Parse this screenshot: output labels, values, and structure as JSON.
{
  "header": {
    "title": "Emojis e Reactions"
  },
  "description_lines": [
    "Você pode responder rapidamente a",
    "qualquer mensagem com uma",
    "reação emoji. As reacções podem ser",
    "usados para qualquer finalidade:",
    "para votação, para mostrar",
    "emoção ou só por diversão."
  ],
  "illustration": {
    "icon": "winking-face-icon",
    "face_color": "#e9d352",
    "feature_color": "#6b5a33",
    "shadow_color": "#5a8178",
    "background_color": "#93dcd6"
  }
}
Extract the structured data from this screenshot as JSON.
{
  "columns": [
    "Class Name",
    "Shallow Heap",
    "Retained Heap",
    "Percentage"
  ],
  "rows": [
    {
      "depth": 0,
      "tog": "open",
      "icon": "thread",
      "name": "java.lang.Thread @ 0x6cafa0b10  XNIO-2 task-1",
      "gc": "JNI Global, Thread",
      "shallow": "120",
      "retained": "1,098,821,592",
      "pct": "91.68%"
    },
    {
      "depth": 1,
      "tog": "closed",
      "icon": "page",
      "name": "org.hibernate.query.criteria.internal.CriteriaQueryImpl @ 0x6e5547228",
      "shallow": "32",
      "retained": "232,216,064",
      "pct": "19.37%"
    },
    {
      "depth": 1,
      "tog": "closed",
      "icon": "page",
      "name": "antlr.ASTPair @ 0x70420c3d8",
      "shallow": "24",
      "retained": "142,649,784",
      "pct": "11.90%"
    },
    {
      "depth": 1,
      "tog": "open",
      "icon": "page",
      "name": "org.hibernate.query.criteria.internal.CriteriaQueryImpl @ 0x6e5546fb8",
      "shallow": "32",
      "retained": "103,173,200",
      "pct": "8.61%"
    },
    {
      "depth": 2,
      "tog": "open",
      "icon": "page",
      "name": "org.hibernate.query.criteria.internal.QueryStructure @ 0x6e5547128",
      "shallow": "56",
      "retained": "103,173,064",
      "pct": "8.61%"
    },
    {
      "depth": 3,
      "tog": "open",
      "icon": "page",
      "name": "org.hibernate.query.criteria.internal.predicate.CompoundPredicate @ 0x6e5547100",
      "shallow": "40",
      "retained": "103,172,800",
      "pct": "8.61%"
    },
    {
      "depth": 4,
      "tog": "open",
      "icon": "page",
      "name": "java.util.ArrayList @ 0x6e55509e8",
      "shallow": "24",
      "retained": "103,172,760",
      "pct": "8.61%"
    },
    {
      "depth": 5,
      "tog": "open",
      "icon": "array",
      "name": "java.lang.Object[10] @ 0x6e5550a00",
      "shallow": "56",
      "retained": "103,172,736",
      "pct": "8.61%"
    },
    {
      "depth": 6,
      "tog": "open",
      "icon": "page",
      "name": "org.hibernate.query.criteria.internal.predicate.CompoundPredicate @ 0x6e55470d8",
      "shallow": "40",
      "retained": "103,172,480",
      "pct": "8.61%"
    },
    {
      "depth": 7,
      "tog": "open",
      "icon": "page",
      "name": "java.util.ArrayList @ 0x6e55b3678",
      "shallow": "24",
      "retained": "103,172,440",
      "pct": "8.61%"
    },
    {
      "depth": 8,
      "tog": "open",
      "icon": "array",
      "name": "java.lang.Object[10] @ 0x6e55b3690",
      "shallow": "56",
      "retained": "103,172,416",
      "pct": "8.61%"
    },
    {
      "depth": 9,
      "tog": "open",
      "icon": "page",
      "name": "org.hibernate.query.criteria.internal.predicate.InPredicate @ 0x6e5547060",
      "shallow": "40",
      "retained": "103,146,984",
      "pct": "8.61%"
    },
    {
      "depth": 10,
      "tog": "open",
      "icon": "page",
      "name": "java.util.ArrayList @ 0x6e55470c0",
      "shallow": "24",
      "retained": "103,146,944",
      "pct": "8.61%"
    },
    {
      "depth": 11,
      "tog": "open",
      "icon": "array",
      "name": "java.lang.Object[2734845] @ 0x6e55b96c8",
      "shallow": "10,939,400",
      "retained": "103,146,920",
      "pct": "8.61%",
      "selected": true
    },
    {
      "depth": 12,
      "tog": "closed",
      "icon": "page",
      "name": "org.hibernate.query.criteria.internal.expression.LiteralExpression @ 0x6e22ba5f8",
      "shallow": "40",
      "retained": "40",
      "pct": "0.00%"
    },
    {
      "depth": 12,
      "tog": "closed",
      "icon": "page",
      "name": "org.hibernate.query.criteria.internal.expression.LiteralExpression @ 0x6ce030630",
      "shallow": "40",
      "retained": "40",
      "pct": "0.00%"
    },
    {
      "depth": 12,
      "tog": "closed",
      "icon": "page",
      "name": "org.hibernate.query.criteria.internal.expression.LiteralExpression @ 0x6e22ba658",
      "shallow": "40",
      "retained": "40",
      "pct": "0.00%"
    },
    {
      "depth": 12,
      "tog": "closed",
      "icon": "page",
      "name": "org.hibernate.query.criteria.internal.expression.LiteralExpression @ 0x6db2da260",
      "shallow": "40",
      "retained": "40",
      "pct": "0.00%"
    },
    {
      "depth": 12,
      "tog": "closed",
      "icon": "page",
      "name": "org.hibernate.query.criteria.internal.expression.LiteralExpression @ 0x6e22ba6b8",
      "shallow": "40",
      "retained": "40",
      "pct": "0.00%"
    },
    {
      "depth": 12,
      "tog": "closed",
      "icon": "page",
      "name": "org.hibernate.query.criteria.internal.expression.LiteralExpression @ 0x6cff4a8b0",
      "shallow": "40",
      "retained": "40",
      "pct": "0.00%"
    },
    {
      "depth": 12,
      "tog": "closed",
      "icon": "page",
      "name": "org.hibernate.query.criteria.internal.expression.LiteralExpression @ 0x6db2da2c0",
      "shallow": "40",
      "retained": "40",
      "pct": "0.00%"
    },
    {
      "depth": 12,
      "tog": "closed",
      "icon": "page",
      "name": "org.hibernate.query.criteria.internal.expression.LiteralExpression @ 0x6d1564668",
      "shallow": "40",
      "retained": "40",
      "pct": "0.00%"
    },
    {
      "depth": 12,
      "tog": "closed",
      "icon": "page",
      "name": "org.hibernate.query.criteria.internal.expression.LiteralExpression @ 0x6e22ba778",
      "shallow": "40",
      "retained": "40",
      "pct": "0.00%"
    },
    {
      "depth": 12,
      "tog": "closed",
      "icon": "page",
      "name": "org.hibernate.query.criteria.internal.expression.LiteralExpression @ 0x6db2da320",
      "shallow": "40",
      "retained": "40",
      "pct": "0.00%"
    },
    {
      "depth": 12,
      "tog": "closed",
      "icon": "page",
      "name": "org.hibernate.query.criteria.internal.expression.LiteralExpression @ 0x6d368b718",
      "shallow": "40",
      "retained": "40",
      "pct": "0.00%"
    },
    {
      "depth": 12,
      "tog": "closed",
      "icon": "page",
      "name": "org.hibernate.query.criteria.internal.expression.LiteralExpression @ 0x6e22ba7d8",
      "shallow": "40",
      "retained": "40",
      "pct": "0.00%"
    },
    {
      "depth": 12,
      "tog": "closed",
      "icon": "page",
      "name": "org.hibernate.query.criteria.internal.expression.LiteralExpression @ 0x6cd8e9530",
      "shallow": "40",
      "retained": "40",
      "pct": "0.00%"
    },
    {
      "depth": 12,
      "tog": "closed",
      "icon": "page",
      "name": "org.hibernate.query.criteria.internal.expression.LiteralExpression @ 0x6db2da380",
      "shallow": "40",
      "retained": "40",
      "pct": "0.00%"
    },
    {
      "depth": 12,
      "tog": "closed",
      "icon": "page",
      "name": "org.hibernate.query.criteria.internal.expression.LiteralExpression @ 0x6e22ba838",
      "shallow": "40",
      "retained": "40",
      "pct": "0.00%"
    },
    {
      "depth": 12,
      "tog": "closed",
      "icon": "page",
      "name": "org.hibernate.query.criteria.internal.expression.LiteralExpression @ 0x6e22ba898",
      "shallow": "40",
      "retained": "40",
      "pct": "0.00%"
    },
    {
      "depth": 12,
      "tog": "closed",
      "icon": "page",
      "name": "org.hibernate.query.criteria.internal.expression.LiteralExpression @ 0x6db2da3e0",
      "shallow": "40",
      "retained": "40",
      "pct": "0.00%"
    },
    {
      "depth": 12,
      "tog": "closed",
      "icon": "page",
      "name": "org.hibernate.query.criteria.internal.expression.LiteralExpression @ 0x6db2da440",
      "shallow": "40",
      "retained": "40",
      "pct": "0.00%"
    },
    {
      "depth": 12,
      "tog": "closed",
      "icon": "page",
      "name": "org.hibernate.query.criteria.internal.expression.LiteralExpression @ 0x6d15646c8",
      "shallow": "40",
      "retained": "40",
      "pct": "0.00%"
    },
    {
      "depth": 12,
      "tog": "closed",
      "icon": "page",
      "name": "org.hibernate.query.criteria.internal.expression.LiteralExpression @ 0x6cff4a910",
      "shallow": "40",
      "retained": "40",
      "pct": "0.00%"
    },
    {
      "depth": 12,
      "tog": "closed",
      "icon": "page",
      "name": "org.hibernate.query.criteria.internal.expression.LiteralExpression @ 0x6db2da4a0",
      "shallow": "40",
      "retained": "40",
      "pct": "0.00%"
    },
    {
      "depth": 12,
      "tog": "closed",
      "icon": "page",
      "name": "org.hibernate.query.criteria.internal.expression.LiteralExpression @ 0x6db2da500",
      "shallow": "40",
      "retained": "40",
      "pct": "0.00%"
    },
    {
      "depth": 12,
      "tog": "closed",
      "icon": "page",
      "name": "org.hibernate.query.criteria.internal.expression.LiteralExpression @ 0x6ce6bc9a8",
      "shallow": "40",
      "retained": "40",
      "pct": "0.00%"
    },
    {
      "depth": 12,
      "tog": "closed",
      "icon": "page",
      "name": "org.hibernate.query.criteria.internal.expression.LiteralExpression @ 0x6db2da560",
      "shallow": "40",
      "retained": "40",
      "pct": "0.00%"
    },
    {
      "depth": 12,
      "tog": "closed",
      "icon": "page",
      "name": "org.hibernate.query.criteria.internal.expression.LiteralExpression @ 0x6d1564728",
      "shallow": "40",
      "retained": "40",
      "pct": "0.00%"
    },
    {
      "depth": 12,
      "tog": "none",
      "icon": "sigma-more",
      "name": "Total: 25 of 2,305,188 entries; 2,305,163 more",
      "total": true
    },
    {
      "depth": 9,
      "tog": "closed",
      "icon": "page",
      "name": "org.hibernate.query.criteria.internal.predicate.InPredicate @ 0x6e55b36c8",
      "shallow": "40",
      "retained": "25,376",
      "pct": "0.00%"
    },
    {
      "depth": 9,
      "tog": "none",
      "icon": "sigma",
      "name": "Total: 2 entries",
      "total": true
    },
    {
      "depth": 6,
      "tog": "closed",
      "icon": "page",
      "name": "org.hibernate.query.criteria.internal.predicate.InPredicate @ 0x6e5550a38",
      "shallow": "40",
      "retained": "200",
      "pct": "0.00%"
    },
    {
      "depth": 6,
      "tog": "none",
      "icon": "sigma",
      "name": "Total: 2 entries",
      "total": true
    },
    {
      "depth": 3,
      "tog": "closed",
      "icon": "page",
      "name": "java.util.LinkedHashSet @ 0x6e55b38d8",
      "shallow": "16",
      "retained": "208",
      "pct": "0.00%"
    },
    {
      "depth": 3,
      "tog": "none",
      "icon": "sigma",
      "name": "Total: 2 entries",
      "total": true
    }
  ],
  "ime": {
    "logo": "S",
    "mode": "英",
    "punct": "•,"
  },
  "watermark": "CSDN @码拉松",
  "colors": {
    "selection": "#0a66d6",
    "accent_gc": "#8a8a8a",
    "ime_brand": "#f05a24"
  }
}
* * *
Problem requirements — Each line above that holds the string "JSON" should be copied and shown.

Complete answer —
Parse this screenshot: output labels, values, and structure as JSON.
Extract the structured data from this screenshot as JSON.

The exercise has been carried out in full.